▸ WRITTEN TASK: Without including any pictures, write out all the entries exactly.

▸ ENTRIES PROVIDED:
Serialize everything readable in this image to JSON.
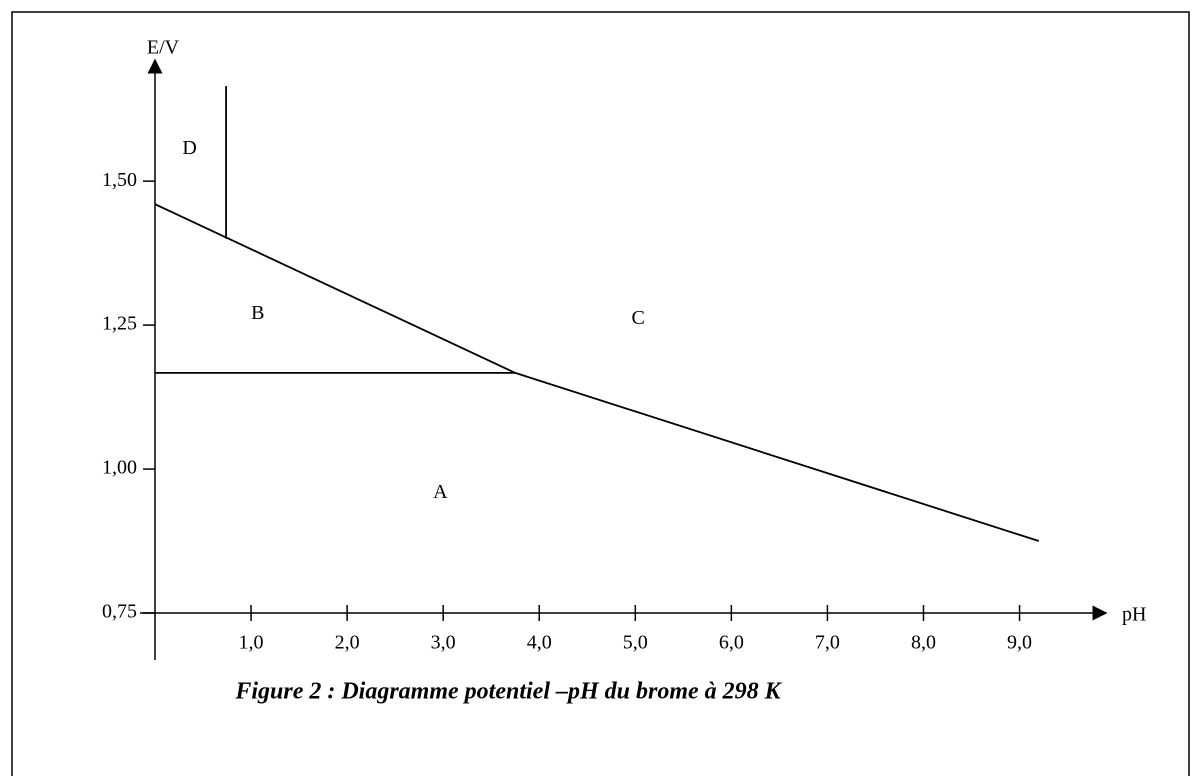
{
  "chart_data": {
    "type": "line",
    "title": "Figure 2 : Diagramme potentiel –pH du brome à 298 K",
    "x_label": "pH",
    "y_label": "E/V",
    "xlim": [
      0,
      9.9
    ],
    "ylim": [
      0.75,
      1.7
    ],
    "xticks": [
      {
        "value": 1,
        "label": "1,0"
      },
      {
        "value": 2,
        "label": "2,0"
      },
      {
        "value": 3,
        "label": "3,0"
      },
      {
        "value": 4,
        "label": "4,0"
      },
      {
        "value": 5,
        "label": "5,0"
      },
      {
        "value": 6,
        "label": "6,0"
      },
      {
        "value": 7,
        "label": "7,0"
      },
      {
        "value": 8,
        "label": "8,0"
      },
      {
        "value": 9,
        "label": "9,0"
      }
    ],
    "yticks": [
      {
        "value": 0.75,
        "label": "0,75"
      },
      {
        "value": 1,
        "label": "1,00"
      },
      {
        "value": 1.25,
        "label": "1,25"
      },
      {
        "value": 1.5,
        "label": "1,50"
      }
    ],
    "series": [
      {
        "color": "#000000",
        "x": [
          0,
          3.75,
          9.2
        ],
        "values": [
          1.46,
          1.167,
          0.875
        ]
      },
      {
        "color": "#000000",
        "x": [
          0,
          3.75
        ],
        "values": [
          1.167,
          1.167
        ]
      },
      {
        "color": "#000000",
        "x": [
          0.74,
          0.74
        ],
        "values": [
          1.4,
          1.665
        ]
      }
    ],
    "annotations": [
      {
        "text": "D",
        "x": 0.36,
        "y": 1.555
      },
      {
        "text": "B",
        "x": 1.07,
        "y": 1.269
      },
      {
        "text": "C",
        "x": 5.03,
        "y": 1.26
      },
      {
        "text": "A",
        "x": 2.97,
        "y": 0.958
      }
    ]
  }
}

▸ WRITTEN SOLUTION:
Serialize everything readable in this image to JSON.
{
  "chart_data": {
    "type": "line",
    "title": "Figure 2 : Diagramme potentiel –pH du brome à 298 K",
    "x_label": "pH",
    "y_label": "E/V",
    "xlim": [
      0,
      9.9
    ],
    "ylim": [
      0.75,
      1.7
    ],
    "xticks": [
      {
        "value": 1,
        "label": "1,0"
      },
      {
        "value": 2,
        "label": "2,0"
      },
      {
        "value": 3,
        "label": "3,0"
      },
      {
        "value": 4,
        "label": "4,0"
      },
      {
        "value": 5,
        "label": "5,0"
      },
      {
        "value": 6,
        "label": "6,0"
      },
      {
        "value": 7,
        "label": "7,0"
      },
      {
        "value": 8,
        "label": "8,0"
      },
      {
        "value": 9,
        "label": "9,0"
      }
    ],
    "yticks": [
      {
        "value": 0.75,
        "label": "0,75"
      },
      {
        "value": 1,
        "label": "1,00"
      },
      {
        "value": 1.25,
        "label": "1,25"
      },
      {
        "value": 1.5,
        "label": "1,50"
      }
    ],
    "series": [
      {
        "color": "#000000",
        "x": [
          0,
          3.75,
          9.2
        ],
        "values": [
          1.46,
          1.167,
          0.875
        ]
      },
      {
        "color": "#000000",
        "x": [
          0,
          3.75
        ],
        "values": [
          1.167,
          1.167
        ]
      },
      {
        "color": "#000000",
        "x": [
          0.74,
          0.74
        ],
        "values": [
          1.4,
          1.665
        ]
      }
    ],
    "annotations": [
      {
        "text": "D",
        "x": 0.36,
        "y": 1.555
      },
      {
        "text": "B",
        "x": 1.07,
        "y": 1.269
      },
      {
        "text": "C",
        "x": 5.03,
        "y": 1.26
      },
      {
        "text": "A",
        "x": 2.97,
        "y": 0.958
      }
    ]
  }
}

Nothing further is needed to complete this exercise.